◆ EXERCISE DIRECTIONS:
Search the listing below for "двух". Copy each matching line.

◆ RECORD EXCERPTS:
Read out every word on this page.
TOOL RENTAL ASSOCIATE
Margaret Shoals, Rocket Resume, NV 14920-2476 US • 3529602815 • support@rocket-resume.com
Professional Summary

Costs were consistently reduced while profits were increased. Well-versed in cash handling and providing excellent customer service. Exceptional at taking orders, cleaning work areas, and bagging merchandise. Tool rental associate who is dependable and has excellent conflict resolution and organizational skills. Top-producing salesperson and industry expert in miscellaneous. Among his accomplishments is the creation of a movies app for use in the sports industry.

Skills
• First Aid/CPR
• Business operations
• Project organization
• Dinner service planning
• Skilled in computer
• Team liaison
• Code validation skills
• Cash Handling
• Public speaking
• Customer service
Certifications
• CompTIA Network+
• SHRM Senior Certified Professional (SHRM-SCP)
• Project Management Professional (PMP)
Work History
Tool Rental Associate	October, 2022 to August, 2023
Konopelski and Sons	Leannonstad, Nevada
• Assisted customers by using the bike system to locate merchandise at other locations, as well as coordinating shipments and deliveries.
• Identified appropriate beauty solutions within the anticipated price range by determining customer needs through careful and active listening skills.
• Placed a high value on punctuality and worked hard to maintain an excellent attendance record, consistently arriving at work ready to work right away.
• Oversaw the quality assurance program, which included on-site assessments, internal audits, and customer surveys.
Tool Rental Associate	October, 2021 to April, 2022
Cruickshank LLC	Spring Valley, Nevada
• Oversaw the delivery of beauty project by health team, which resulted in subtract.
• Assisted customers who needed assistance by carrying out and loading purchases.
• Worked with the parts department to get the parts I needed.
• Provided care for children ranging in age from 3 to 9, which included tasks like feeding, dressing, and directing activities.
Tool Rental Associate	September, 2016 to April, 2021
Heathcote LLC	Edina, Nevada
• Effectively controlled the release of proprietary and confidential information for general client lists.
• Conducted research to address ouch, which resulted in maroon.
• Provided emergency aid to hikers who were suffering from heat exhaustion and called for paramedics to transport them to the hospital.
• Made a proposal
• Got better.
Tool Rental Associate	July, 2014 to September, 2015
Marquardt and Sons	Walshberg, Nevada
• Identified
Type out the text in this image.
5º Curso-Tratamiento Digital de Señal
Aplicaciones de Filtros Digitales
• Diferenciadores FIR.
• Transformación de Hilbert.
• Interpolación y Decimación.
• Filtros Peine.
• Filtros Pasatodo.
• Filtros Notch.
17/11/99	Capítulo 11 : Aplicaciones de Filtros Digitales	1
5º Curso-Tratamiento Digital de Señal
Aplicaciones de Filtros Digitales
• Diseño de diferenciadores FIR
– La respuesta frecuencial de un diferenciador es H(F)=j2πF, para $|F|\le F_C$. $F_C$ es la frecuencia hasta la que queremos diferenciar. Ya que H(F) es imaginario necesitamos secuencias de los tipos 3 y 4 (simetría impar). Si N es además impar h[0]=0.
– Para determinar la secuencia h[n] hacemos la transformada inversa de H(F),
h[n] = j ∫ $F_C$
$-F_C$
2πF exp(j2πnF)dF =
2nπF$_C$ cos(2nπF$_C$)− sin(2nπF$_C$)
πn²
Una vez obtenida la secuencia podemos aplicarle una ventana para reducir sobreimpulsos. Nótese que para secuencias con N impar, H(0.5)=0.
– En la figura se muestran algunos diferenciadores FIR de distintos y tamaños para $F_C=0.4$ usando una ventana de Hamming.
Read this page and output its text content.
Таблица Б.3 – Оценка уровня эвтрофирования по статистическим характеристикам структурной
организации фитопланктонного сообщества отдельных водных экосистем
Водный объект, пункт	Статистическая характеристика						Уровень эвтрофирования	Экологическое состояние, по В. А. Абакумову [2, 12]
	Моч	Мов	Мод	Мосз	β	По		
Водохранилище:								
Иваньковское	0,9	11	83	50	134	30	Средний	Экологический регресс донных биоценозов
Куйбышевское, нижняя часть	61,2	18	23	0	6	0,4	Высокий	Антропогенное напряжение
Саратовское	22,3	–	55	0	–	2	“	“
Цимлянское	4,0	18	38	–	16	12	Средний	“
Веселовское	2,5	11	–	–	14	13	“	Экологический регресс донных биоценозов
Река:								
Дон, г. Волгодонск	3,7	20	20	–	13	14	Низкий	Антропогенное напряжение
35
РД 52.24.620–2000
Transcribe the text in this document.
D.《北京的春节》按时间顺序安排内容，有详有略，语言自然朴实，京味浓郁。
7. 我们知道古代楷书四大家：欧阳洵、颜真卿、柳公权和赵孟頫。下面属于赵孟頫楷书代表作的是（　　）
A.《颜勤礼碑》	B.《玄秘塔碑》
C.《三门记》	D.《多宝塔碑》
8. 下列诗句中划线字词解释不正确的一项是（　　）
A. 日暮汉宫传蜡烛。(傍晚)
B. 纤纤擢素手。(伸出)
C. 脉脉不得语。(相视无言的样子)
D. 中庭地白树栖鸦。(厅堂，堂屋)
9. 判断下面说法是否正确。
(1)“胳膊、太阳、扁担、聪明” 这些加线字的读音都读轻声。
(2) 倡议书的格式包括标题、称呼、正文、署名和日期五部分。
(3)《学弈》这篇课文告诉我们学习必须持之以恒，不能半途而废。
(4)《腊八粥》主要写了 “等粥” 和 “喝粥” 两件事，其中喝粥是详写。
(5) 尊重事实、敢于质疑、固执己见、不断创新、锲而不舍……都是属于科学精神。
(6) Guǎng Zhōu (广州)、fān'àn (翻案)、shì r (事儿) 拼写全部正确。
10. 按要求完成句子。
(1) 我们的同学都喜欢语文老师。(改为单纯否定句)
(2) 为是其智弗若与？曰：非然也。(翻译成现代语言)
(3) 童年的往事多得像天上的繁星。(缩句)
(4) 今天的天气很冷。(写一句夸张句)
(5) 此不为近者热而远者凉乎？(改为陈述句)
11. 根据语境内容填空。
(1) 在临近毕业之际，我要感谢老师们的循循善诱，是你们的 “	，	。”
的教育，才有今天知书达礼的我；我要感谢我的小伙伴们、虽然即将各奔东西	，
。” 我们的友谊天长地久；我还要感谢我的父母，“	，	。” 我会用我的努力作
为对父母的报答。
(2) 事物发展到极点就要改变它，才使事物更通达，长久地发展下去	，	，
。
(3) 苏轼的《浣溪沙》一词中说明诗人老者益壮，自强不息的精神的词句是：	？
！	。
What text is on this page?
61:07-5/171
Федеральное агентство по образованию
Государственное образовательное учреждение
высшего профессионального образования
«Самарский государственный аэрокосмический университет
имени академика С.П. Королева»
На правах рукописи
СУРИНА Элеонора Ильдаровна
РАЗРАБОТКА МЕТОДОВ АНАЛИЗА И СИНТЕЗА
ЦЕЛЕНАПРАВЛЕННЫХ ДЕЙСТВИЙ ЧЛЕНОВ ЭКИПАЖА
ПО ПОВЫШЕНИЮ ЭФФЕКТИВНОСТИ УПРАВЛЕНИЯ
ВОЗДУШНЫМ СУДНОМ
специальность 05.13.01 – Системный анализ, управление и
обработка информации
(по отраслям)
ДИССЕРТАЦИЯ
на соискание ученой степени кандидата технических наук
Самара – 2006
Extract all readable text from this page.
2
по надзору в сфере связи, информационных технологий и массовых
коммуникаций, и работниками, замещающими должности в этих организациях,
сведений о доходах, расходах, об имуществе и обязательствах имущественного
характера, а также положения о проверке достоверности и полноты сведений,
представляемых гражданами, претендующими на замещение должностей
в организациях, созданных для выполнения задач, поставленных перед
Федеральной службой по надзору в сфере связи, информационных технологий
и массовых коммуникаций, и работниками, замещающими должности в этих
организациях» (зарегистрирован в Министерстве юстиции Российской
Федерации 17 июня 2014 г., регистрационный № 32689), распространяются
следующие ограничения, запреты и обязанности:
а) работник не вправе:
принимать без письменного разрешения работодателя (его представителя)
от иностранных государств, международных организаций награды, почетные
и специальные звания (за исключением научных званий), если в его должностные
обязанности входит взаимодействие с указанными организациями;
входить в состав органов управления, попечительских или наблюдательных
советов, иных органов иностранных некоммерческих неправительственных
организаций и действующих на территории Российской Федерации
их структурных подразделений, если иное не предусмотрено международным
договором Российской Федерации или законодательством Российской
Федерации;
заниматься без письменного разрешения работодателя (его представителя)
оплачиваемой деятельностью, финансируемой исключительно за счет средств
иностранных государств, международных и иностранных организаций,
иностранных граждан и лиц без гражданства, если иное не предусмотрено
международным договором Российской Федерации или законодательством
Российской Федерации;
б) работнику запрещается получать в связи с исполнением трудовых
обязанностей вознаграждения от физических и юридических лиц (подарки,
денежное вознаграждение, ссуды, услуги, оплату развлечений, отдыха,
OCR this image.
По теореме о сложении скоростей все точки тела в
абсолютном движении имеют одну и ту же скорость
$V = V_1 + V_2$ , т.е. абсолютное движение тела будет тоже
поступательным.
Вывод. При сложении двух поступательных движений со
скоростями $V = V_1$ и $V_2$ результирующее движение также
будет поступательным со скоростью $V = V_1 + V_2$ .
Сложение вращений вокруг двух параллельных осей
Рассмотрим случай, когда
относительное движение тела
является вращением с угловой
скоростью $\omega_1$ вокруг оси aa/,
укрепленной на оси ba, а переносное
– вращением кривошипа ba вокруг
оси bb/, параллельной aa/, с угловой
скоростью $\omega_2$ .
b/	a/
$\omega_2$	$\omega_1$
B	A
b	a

◆ EXERCISE RESPONSE:
Вывод. При сложении двух поступательных движений со
Сложение вращений вокруг двух параллельных осей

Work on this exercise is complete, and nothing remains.